AIM OF THE EXERCISE:
Repeat the material below word for word and leave out all pictures.

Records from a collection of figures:
"""

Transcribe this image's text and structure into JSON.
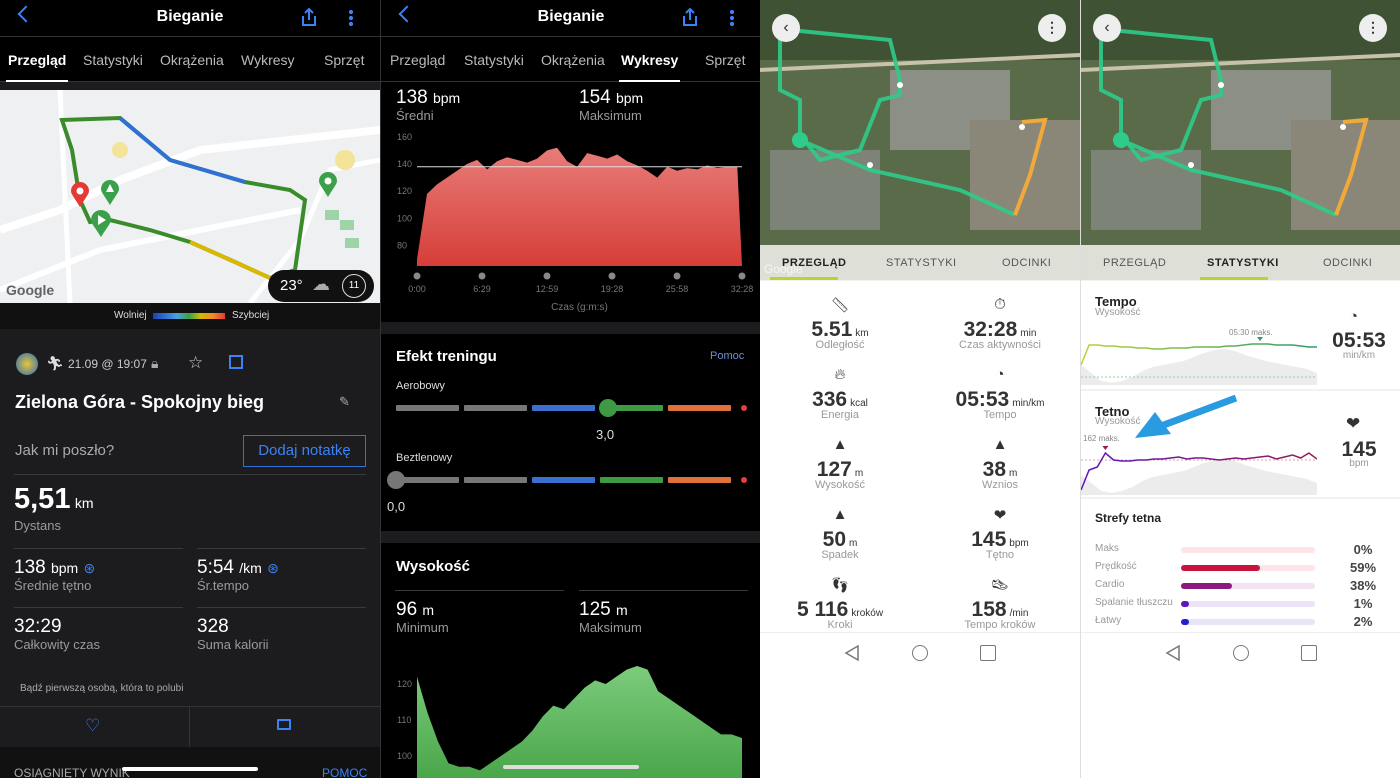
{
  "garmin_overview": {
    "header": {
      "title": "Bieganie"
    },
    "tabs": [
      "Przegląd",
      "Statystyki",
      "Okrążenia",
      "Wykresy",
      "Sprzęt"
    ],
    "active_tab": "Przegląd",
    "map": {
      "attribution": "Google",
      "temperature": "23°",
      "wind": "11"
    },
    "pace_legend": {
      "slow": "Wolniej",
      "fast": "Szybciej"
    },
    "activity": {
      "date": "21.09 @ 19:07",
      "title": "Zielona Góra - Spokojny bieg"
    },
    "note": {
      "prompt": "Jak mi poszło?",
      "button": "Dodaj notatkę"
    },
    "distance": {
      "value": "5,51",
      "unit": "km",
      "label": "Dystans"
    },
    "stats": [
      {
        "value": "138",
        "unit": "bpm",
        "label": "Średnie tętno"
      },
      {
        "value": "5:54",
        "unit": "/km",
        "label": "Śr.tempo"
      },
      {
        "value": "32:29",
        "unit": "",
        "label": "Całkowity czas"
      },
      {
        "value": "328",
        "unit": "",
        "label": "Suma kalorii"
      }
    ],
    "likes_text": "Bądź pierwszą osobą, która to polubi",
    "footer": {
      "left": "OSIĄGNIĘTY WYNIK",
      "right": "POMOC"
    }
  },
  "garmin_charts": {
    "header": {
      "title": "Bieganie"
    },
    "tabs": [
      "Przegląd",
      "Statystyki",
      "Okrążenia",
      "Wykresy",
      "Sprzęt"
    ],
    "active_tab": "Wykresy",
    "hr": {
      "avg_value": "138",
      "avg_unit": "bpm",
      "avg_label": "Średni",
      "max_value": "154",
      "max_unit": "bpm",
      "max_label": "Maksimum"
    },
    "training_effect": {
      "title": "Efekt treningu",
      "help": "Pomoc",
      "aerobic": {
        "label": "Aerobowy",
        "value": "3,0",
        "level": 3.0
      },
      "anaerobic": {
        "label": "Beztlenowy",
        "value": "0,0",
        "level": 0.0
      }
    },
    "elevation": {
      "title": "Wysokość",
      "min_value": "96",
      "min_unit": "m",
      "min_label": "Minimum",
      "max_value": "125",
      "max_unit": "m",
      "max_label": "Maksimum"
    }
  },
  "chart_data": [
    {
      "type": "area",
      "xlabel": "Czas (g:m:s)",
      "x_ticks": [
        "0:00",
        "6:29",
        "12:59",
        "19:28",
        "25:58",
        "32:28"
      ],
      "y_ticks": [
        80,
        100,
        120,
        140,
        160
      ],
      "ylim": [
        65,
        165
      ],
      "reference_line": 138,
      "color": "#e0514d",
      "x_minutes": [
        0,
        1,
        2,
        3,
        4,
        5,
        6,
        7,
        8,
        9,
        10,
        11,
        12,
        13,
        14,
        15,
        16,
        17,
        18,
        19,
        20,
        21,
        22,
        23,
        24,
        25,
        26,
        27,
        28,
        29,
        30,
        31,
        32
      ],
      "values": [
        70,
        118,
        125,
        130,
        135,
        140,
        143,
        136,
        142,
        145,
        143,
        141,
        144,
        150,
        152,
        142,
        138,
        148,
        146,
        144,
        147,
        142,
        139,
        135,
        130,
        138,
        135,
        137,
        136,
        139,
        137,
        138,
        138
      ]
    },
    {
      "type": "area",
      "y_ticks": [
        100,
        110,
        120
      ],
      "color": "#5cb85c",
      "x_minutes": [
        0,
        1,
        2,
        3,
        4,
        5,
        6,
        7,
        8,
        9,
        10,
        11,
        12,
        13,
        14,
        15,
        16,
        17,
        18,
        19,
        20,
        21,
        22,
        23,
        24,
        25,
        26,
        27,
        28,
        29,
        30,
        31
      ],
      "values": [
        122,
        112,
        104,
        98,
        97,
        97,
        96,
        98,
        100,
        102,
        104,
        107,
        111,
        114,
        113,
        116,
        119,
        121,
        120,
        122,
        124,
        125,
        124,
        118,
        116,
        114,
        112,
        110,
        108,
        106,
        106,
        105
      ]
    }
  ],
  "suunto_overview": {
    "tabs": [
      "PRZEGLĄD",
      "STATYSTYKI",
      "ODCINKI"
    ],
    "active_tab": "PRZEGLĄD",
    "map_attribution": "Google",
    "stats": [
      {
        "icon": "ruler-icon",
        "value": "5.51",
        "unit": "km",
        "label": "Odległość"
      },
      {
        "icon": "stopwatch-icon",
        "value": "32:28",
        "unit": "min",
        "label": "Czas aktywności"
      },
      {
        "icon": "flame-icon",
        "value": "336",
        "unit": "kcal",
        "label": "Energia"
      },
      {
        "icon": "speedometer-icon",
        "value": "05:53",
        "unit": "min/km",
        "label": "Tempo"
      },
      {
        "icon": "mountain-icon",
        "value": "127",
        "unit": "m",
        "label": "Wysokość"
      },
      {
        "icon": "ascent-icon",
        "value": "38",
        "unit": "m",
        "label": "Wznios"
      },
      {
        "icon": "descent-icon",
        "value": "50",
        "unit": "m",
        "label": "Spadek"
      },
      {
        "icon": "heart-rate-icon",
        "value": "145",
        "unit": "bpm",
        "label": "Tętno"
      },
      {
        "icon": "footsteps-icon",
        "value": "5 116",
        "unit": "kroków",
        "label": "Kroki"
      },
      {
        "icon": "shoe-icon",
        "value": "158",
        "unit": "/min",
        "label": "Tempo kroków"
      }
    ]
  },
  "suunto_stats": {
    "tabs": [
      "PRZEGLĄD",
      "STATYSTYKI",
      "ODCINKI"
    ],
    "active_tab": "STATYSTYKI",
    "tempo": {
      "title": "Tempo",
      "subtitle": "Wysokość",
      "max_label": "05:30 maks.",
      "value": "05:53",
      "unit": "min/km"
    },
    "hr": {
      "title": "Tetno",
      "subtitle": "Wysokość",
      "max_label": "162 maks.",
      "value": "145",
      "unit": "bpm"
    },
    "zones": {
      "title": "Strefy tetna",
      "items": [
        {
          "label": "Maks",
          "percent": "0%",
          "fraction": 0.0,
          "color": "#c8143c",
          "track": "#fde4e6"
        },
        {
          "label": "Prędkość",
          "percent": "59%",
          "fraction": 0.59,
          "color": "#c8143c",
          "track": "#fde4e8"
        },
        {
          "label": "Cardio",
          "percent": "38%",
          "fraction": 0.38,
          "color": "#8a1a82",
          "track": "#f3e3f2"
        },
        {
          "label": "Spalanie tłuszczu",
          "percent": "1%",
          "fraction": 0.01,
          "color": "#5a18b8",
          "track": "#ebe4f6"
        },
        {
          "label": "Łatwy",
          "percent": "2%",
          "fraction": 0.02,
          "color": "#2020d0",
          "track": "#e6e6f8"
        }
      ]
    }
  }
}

"""

PROBLEM SOLUTION:
Transcribe this image's text and structure into JSON.
{
  "garmin_overview": {
    "header": {
      "title": "Bieganie"
    },
    "tabs": [
      "Przegląd",
      "Statystyki",
      "Okrążenia",
      "Wykresy",
      "Sprzęt"
    ],
    "active_tab": "Przegląd",
    "map": {
      "attribution": "Google",
      "temperature": "23°",
      "wind": "11"
    },
    "pace_legend": {
      "slow": "Wolniej",
      "fast": "Szybciej"
    },
    "activity": {
      "date": "21.09 @ 19:07",
      "title": "Zielona Góra - Spokojny bieg"
    },
    "note": {
      "prompt": "Jak mi poszło?",
      "button": "Dodaj notatkę"
    },
    "distance": {
      "value": "5,51",
      "unit": "km",
      "label": "Dystans"
    },
    "stats": [
      {
        "value": "138",
        "unit": "bpm",
        "label": "Średnie tętno"
      },
      {
        "value": "5:54",
        "unit": "/km",
        "label": "Śr.tempo"
      },
      {
        "value": "32:29",
        "unit": "",
        "label": "Całkowity czas"
      },
      {
        "value": "328",
        "unit": "",
        "label": "Suma kalorii"
      }
    ],
    "likes_text": "Bądź pierwszą osobą, która to polubi",
    "footer": {
      "left": "OSIĄGNIĘTY WYNIK",
      "right": "POMOC"
    }
  },
  "garmin_charts": {
    "header": {
      "title": "Bieganie"
    },
    "tabs": [
      "Przegląd",
      "Statystyki",
      "Okrążenia",
      "Wykresy",
      "Sprzęt"
    ],
    "active_tab": "Wykresy",
    "hr": {
      "avg_value": "138",
      "avg_unit": "bpm",
      "avg_label": "Średni",
      "max_value": "154",
      "max_unit": "bpm",
      "max_label": "Maksimum"
    },
    "training_effect": {
      "title": "Efekt treningu",
      "help": "Pomoc",
      "aerobic": {
        "label": "Aerobowy",
        "value": "3,0",
        "level": 3.0
      },
      "anaerobic": {
        "label": "Beztlenowy",
        "value": "0,0",
        "level": 0.0
      }
    },
    "elevation": {
      "title": "Wysokość",
      "min_value": "96",
      "min_unit": "m",
      "min_label": "Minimum",
      "max_value": "125",
      "max_unit": "m",
      "max_label": "Maksimum"
    }
  },
  "chart_data": [
    {
      "type": "area",
      "xlabel": "Czas (g:m:s)",
      "x_ticks": [
        "0:00",
        "6:29",
        "12:59",
        "19:28",
        "25:58",
        "32:28"
      ],
      "y_ticks": [
        80,
        100,
        120,
        140,
        160
      ],
      "ylim": [
        65,
        165
      ],
      "reference_line": 138,
      "color": "#e0514d",
      "x_minutes": [
        0,
        1,
        2,
        3,
        4,
        5,
        6,
        7,
        8,
        9,
        10,
        11,
        12,
        13,
        14,
        15,
        16,
        17,
        18,
        19,
        20,
        21,
        22,
        23,
        24,
        25,
        26,
        27,
        28,
        29,
        30,
        31,
        32
      ],
      "values": [
        70,
        118,
        125,
        130,
        135,
        140,
        143,
        136,
        142,
        145,
        143,
        141,
        144,
        150,
        152,
        142,
        138,
        148,
        146,
        144,
        147,
        142,
        139,
        135,
        130,
        138,
        135,
        137,
        136,
        139,
        137,
        138,
        138
      ]
    },
    {
      "type": "area",
      "y_ticks": [
        100,
        110,
        120
      ],
      "color": "#5cb85c",
      "x_minutes": [
        0,
        1,
        2,
        3,
        4,
        5,
        6,
        7,
        8,
        9,
        10,
        11,
        12,
        13,
        14,
        15,
        16,
        17,
        18,
        19,
        20,
        21,
        22,
        23,
        24,
        25,
        26,
        27,
        28,
        29,
        30,
        31
      ],
      "values": [
        122,
        112,
        104,
        98,
        97,
        97,
        96,
        98,
        100,
        102,
        104,
        107,
        111,
        114,
        113,
        116,
        119,
        121,
        120,
        122,
        124,
        125,
        124,
        118,
        116,
        114,
        112,
        110,
        108,
        106,
        106,
        105
      ]
    }
  ],
  "suunto_overview": {
    "tabs": [
      "PRZEGLĄD",
      "STATYSTYKI",
      "ODCINKI"
    ],
    "active_tab": "PRZEGLĄD",
    "map_attribution": "Google",
    "stats": [
      {
        "icon": "ruler-icon",
        "value": "5.51",
        "unit": "km",
        "label": "Odległość"
      },
      {
        "icon": "stopwatch-icon",
        "value": "32:28",
        "unit": "min",
        "label": "Czas aktywności"
      },
      {
        "icon": "flame-icon",
        "value": "336",
        "unit": "kcal",
        "label": "Energia"
      },
      {
        "icon": "speedometer-icon",
        "value": "05:53",
        "unit": "min/km",
        "label": "Tempo"
      },
      {
        "icon": "mountain-icon",
        "value": "127",
        "unit": "m",
        "label": "Wysokość"
      },
      {
        "icon": "ascent-icon",
        "value": "38",
        "unit": "m",
        "label": "Wznios"
      },
      {
        "icon": "descent-icon",
        "value": "50",
        "unit": "m",
        "label": "Spadek"
      },
      {
        "icon": "heart-rate-icon",
        "value": "145",
        "unit": "bpm",
        "label": "Tętno"
      },
      {
        "icon": "footsteps-icon",
        "value": "5 116",
        "unit": "kroków",
        "label": "Kroki"
      },
      {
        "icon": "shoe-icon",
        "value": "158",
        "unit": "/min",
        "label": "Tempo kroków"
      }
    ]
  },
  "suunto_stats": {
    "tabs": [
      "PRZEGLĄD",
      "STATYSTYKI",
      "ODCINKI"
    ],
    "active_tab": "STATYSTYKI",
    "tempo": {
      "title": "Tempo",
      "subtitle": "Wysokość",
      "max_label": "05:30 maks.",
      "value": "05:53",
      "unit": "min/km"
    },
    "hr": {
      "title": "Tetno",
      "subtitle": "Wysokość",
      "max_label": "162 maks.",
      "value": "145",
      "unit": "bpm"
    },
    "zones": {
      "title": "Strefy tetna",
      "items": [
        {
          "label": "Maks",
          "percent": "0%",
          "fraction": 0.0,
          "color": "#c8143c",
          "track": "#fde4e6"
        },
        {
          "label": "Prędkość",
          "percent": "59%",
          "fraction": 0.59,
          "color": "#c8143c",
          "track": "#fde4e8"
        },
        {
          "label": "Cardio",
          "percent": "38%",
          "fraction": 0.38,
          "color": "#8a1a82",
          "track": "#f3e3f2"
        },
        {
          "label": "Spalanie tłuszczu",
          "percent": "1%",
          "fraction": 0.01,
          "color": "#5a18b8",
          "track": "#ebe4f6"
        },
        {
          "label": "Łatwy",
          "percent": "2%",
          "fraction": 0.02,
          "color": "#2020d0",
          "track": "#e6e6f8"
        }
      ]
    }
  }
}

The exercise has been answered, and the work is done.